- **Material**
· · ·

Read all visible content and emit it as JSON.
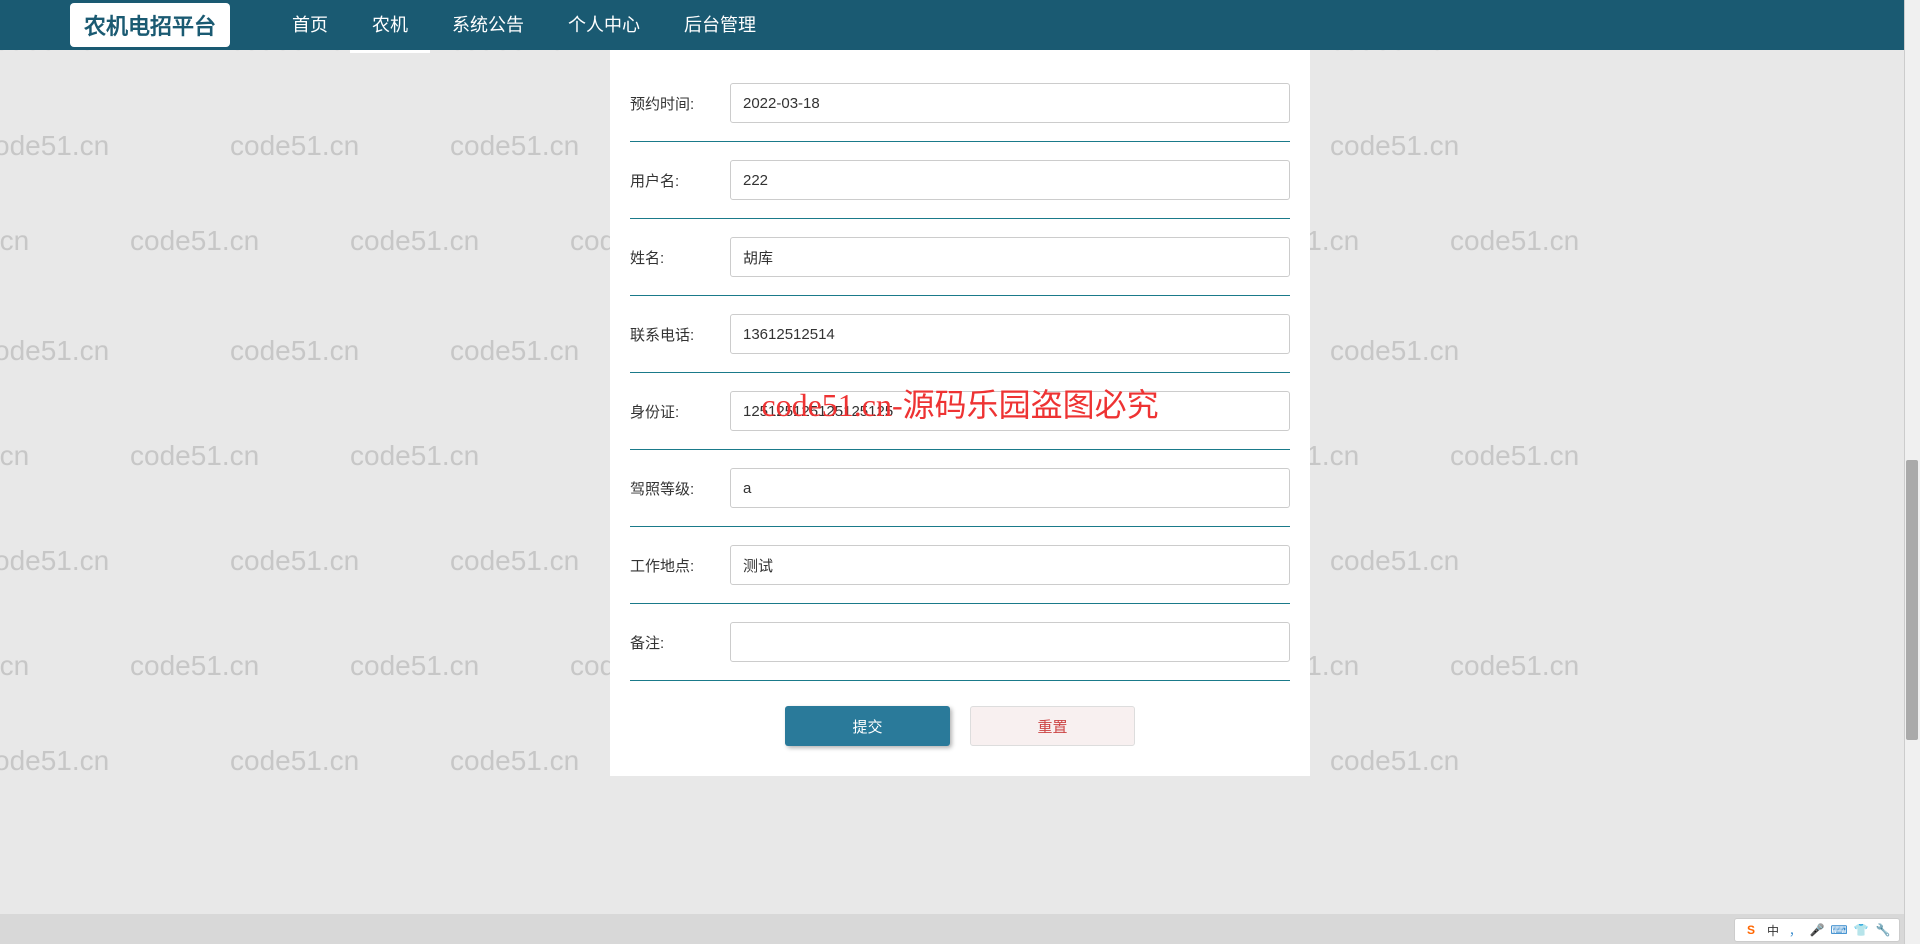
{
  "logo": "农机电招平台",
  "nav": {
    "items": [
      {
        "label": "首页"
      },
      {
        "label": "农机"
      },
      {
        "label": "系统公告"
      },
      {
        "label": "个人中心"
      },
      {
        "label": "后台管理"
      }
    ]
  },
  "form": {
    "fields": [
      {
        "label": "预约时间:",
        "value": "2022-03-18"
      },
      {
        "label": "用户名:",
        "value": "222"
      },
      {
        "label": "姓名:",
        "value": "胡库"
      },
      {
        "label": "联系电话:",
        "value": "13612512514"
      },
      {
        "label": "身份证:",
        "value": "125125125125125125"
      },
      {
        "label": "驾照等级:",
        "value": "a"
      },
      {
        "label": "工作地点:",
        "value": "测试"
      },
      {
        "label": "备注:",
        "value": ""
      }
    ],
    "buttons": {
      "submit": "提交",
      "reset": "重置"
    }
  },
  "overlay": "code51.cn-源码乐园盗图必究",
  "watermark": "code51.cn",
  "ime": {
    "logo": "S",
    "lang": "中"
  }
}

· · ·

- **What is required**
Collect every line above that contains the word "value".

- **Solution**
        "value": "2022-03-18"
        "value": "222"
        "value": "胡库"
        "value": "13612512514"
        "value": "125125125125125125"
        "value": "a"
        "value": "测试"
        "value": ""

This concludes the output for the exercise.